• _SET EXERCISE_:
Gather all lines in the entries below that include the word "screenshot".
---------- SOURCE DATA
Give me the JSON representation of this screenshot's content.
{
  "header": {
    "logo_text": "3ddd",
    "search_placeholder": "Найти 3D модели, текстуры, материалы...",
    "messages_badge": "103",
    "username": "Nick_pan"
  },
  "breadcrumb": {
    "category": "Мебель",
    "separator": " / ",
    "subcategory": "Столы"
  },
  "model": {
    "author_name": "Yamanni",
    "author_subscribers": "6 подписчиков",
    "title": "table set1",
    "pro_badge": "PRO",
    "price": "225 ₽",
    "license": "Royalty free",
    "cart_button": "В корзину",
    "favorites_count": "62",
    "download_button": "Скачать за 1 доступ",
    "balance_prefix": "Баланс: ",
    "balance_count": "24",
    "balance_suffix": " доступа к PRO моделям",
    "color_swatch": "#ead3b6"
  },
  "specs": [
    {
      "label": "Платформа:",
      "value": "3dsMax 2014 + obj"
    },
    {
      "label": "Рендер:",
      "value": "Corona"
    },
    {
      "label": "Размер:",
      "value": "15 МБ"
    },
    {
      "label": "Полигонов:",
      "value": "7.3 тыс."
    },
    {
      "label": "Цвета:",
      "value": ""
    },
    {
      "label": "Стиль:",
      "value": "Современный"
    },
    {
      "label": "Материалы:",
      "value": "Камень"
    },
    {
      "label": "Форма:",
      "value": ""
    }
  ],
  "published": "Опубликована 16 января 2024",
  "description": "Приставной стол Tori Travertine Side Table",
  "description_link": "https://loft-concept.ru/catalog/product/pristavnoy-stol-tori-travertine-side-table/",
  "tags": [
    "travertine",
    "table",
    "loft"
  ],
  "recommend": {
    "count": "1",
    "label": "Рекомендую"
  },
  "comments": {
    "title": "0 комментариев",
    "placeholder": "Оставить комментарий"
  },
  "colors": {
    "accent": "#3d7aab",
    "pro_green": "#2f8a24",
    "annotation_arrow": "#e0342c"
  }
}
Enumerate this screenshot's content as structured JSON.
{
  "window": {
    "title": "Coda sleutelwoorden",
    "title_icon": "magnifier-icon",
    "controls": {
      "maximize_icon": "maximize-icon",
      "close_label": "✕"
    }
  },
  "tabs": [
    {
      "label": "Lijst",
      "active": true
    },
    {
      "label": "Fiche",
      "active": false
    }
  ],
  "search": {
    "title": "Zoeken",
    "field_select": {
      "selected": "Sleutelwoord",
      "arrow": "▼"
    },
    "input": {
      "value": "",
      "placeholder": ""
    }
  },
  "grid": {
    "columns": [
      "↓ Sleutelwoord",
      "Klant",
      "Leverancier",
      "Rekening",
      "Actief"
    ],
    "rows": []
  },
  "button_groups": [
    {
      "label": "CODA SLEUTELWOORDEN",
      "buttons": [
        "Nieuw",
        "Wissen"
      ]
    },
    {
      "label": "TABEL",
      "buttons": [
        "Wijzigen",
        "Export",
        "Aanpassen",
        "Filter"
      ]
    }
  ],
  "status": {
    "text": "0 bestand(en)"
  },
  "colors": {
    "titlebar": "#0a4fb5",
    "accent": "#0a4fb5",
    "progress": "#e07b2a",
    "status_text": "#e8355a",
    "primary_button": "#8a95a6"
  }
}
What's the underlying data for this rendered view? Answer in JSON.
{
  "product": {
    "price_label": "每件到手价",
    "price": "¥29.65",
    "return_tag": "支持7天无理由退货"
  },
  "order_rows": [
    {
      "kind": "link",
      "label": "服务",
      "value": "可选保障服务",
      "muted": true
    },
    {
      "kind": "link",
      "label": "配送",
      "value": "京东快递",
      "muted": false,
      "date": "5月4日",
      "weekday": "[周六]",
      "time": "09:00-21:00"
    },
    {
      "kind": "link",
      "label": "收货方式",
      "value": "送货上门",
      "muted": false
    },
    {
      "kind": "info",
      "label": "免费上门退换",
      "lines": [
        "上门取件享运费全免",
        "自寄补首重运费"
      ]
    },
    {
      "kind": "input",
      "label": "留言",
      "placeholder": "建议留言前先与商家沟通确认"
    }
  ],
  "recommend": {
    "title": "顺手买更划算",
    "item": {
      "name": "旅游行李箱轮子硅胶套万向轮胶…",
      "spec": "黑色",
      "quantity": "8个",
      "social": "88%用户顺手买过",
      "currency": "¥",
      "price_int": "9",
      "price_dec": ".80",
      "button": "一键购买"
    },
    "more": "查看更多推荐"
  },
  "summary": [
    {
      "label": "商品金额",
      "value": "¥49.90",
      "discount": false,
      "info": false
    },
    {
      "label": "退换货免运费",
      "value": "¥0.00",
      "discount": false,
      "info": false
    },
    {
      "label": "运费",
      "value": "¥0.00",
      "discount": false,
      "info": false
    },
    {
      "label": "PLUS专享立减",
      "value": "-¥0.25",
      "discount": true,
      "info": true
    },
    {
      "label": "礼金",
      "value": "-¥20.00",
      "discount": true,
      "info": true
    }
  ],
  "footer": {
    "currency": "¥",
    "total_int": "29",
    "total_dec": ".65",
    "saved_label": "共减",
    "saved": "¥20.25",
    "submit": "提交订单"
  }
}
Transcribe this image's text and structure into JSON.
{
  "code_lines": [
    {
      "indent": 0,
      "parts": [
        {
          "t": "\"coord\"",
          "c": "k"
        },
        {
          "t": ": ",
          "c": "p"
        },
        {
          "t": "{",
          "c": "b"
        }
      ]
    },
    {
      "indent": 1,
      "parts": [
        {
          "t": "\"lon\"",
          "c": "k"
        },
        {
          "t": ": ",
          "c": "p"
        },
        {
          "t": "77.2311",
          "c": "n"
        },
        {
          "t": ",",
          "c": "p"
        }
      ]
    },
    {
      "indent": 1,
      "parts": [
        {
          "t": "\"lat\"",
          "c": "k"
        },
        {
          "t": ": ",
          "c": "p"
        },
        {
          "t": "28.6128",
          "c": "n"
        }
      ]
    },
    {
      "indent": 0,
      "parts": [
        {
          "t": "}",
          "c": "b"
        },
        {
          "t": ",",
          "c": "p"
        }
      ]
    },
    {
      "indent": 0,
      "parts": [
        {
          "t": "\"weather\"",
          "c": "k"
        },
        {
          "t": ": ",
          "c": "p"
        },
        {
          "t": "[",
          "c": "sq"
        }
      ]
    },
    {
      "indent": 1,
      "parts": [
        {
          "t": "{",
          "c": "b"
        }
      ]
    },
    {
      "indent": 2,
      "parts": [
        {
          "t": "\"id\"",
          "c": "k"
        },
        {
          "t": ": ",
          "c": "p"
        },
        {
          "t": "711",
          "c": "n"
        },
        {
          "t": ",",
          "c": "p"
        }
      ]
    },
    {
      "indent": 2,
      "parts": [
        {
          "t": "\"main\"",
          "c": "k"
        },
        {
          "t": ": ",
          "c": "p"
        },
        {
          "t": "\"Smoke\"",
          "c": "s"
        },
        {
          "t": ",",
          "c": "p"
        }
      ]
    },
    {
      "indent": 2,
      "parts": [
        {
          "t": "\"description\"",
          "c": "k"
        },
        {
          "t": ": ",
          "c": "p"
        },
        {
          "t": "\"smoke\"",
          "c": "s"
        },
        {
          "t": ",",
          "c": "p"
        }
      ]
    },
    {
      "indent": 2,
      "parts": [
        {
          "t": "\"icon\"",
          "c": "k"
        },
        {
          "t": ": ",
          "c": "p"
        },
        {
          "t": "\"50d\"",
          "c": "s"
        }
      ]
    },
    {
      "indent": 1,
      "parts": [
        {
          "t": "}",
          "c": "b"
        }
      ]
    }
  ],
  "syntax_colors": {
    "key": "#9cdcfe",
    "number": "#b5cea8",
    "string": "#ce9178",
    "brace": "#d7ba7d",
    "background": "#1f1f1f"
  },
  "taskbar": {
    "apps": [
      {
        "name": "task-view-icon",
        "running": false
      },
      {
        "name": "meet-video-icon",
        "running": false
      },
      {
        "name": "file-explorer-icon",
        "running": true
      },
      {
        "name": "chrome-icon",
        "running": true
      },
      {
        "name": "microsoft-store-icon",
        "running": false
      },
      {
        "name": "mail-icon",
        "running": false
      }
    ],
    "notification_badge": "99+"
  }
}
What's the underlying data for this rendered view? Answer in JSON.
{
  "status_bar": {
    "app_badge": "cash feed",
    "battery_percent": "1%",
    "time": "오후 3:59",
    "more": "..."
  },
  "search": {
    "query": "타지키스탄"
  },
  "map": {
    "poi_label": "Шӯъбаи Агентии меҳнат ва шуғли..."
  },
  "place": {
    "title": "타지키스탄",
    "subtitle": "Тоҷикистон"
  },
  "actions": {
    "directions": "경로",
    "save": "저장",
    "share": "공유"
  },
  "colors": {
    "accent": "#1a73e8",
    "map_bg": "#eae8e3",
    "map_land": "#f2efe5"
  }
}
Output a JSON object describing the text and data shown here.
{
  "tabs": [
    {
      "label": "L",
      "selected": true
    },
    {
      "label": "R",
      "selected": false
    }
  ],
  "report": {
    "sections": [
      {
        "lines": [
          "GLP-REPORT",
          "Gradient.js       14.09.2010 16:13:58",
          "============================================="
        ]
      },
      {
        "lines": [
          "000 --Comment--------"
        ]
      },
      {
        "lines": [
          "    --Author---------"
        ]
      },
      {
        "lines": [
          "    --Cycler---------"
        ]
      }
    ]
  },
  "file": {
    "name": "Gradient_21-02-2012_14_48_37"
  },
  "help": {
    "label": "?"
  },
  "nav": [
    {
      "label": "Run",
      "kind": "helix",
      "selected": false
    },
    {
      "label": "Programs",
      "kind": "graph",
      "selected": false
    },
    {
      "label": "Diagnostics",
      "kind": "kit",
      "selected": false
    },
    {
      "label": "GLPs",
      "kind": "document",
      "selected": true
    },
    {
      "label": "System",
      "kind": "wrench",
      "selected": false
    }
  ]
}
--------------------
• _THE SOLUTION_:
Give me the JSON representation of this screenshot's content.
Enumerate this screenshot's content as structured JSON.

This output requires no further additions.